__WORK TO DO__: Each line that includes "substance" counts once; give the total and nothing besides.

★ ★ ★ ★

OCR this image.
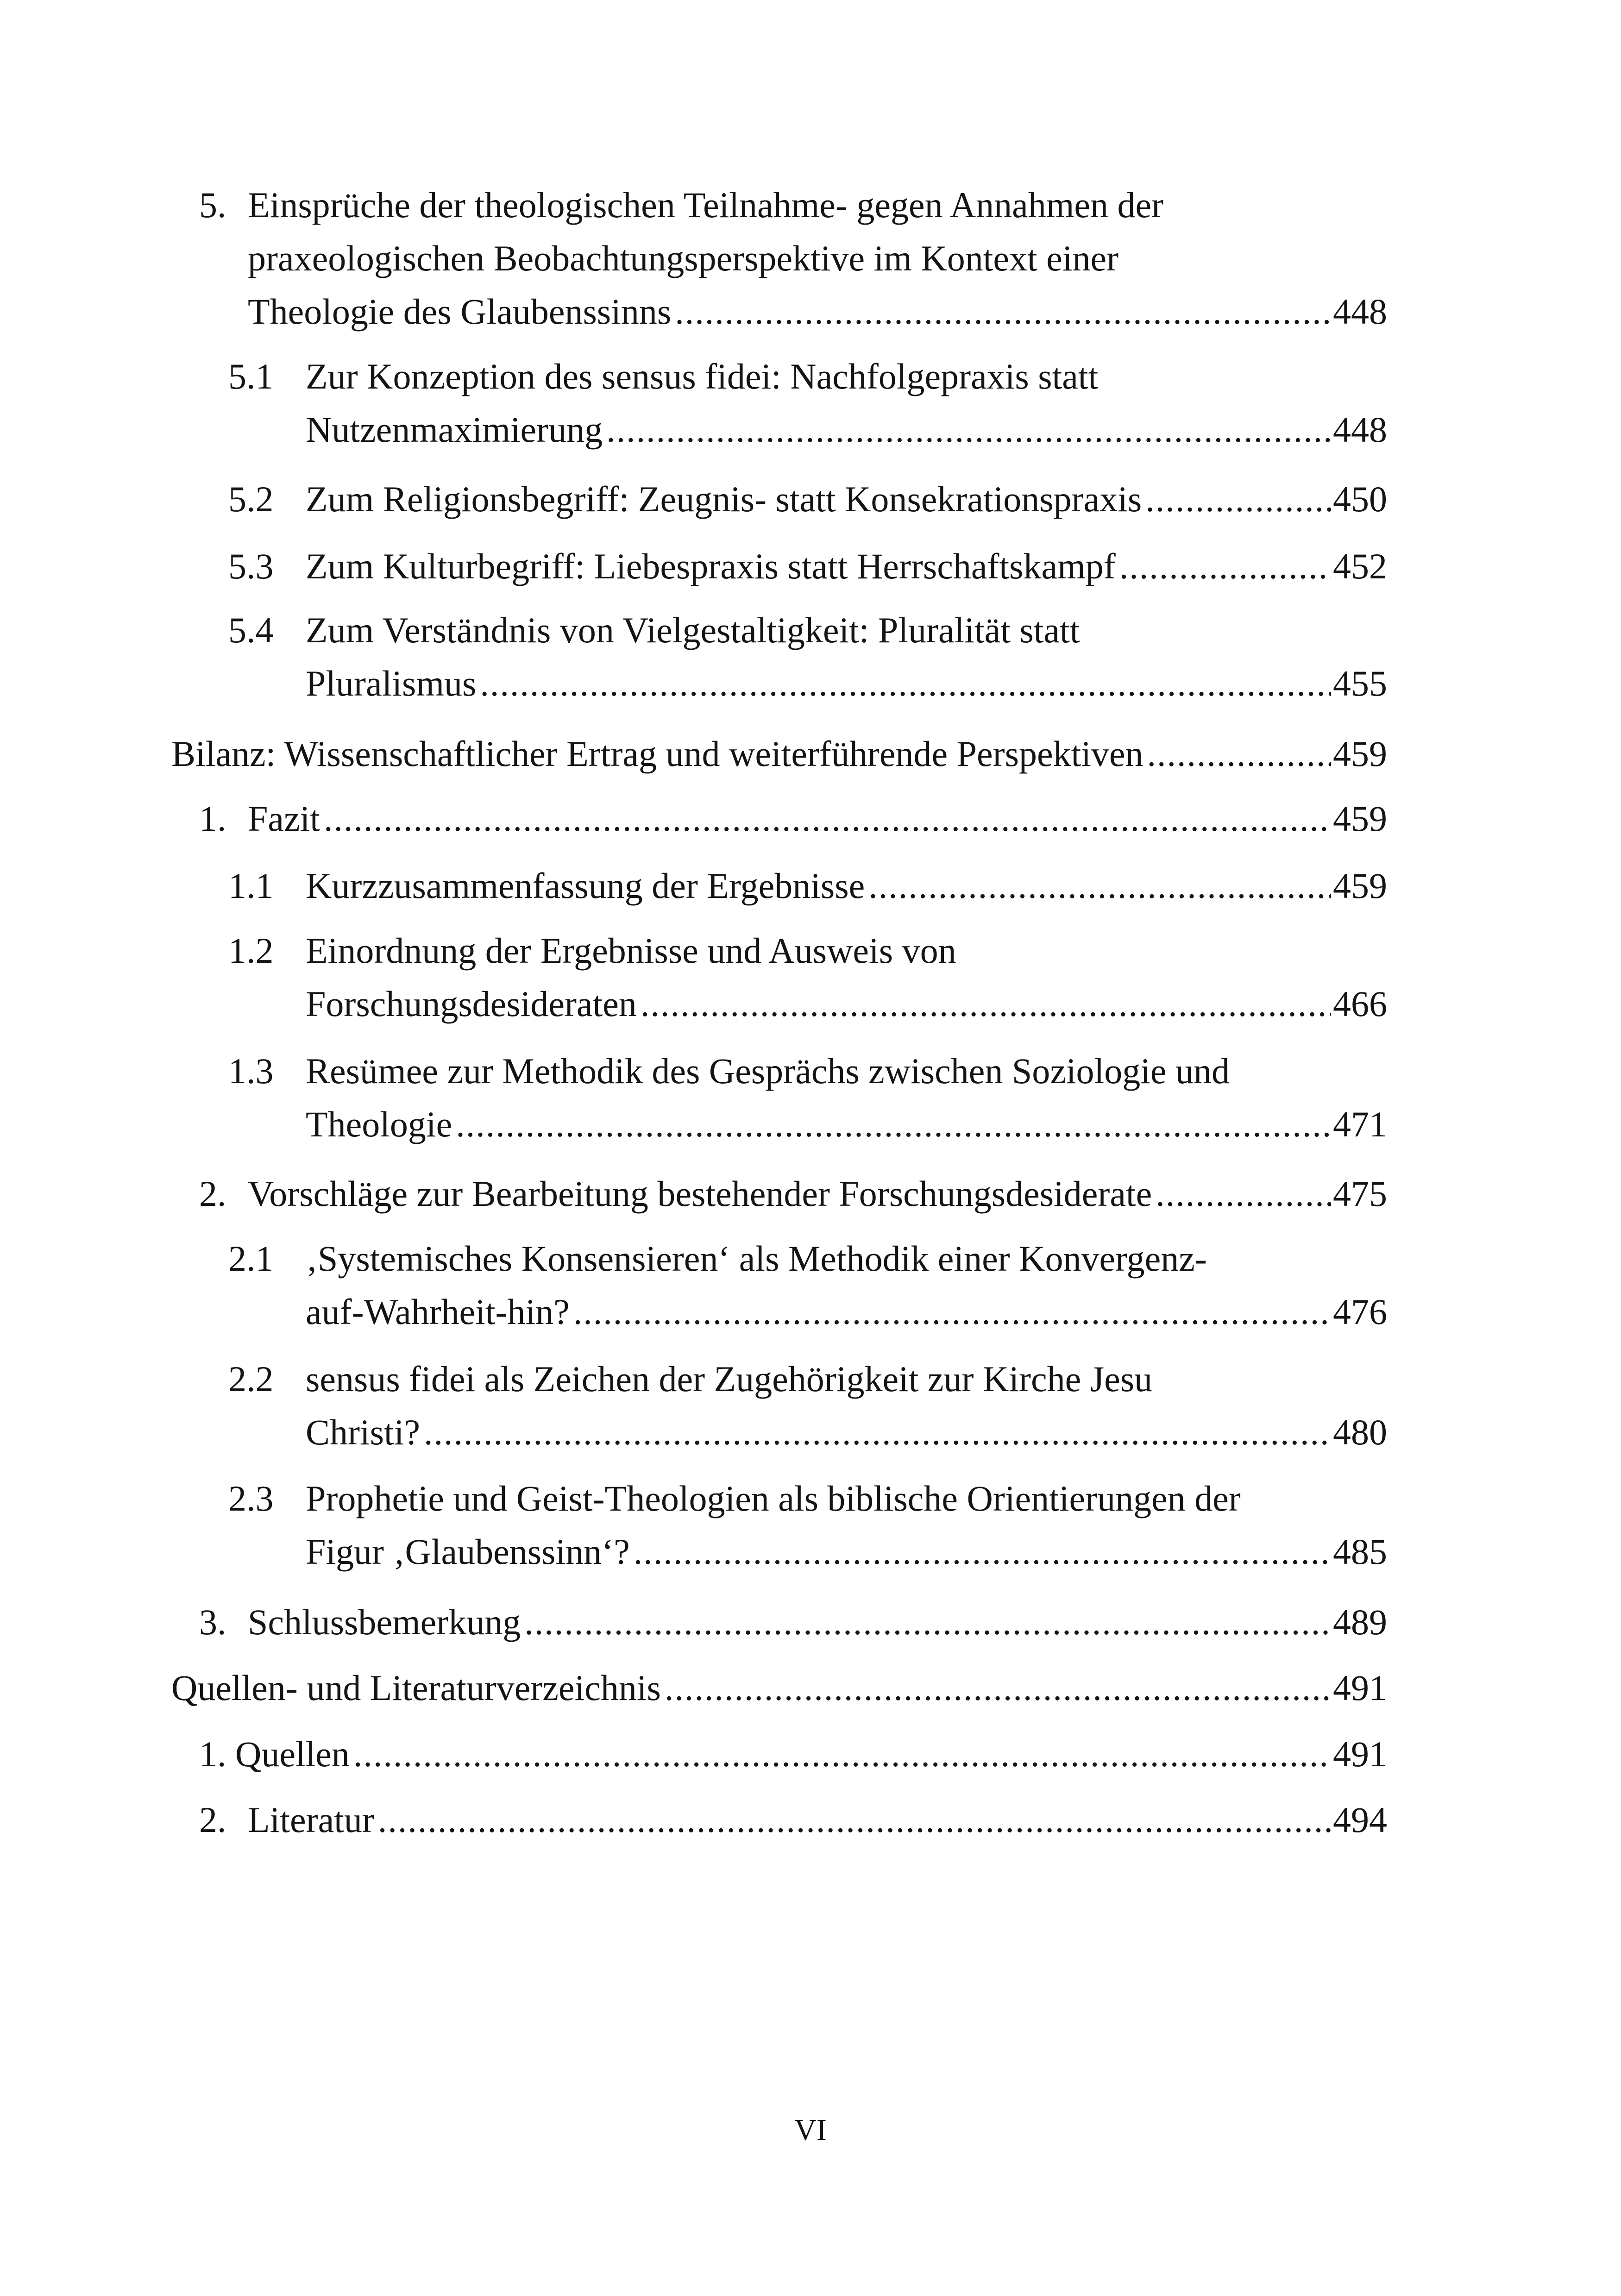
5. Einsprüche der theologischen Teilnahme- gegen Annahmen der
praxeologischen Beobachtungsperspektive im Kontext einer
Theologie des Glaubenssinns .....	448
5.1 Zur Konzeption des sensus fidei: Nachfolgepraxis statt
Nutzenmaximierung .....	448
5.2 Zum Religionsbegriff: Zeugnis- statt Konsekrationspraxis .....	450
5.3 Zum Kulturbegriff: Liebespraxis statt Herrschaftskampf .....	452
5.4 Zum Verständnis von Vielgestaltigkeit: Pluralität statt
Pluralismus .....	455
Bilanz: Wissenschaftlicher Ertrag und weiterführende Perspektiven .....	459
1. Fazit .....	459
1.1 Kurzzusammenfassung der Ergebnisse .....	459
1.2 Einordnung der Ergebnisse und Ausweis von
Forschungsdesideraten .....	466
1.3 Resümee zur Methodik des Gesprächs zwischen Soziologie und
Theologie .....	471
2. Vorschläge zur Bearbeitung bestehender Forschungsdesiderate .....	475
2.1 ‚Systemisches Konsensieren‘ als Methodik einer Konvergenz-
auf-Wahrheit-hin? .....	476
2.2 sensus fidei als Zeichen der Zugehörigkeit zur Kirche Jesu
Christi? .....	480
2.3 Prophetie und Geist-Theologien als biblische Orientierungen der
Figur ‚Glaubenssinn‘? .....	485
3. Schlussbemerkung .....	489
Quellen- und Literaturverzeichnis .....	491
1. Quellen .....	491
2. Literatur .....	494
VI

★ ★ ★ ★

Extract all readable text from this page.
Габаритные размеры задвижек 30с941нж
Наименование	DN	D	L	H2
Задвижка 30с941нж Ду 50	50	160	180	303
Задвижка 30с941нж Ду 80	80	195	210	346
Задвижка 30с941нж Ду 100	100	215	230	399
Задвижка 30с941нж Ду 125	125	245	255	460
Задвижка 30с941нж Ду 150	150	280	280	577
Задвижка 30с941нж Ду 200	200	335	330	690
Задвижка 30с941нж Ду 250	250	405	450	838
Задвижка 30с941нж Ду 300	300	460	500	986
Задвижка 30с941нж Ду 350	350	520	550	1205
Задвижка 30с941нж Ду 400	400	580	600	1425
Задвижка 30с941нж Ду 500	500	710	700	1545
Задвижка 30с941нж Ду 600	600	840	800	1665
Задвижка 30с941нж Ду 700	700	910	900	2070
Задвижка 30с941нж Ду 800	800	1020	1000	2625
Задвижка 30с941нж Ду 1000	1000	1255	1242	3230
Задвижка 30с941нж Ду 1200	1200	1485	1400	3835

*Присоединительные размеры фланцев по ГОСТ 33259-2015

★ ★ ★ ★

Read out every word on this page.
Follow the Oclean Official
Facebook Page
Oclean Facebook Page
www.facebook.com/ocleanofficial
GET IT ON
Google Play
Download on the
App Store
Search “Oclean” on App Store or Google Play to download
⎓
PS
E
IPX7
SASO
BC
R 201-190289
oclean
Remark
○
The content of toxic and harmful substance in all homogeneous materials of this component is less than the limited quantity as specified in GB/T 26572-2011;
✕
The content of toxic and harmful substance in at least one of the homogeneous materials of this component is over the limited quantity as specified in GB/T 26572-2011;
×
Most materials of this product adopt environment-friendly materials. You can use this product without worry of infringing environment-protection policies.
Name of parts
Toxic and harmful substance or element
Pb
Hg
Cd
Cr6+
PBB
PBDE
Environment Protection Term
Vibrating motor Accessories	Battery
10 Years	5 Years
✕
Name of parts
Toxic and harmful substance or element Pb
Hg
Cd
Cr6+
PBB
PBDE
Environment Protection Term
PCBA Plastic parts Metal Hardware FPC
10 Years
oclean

★ ★ ★ ★

__TASK ANSWER__: 4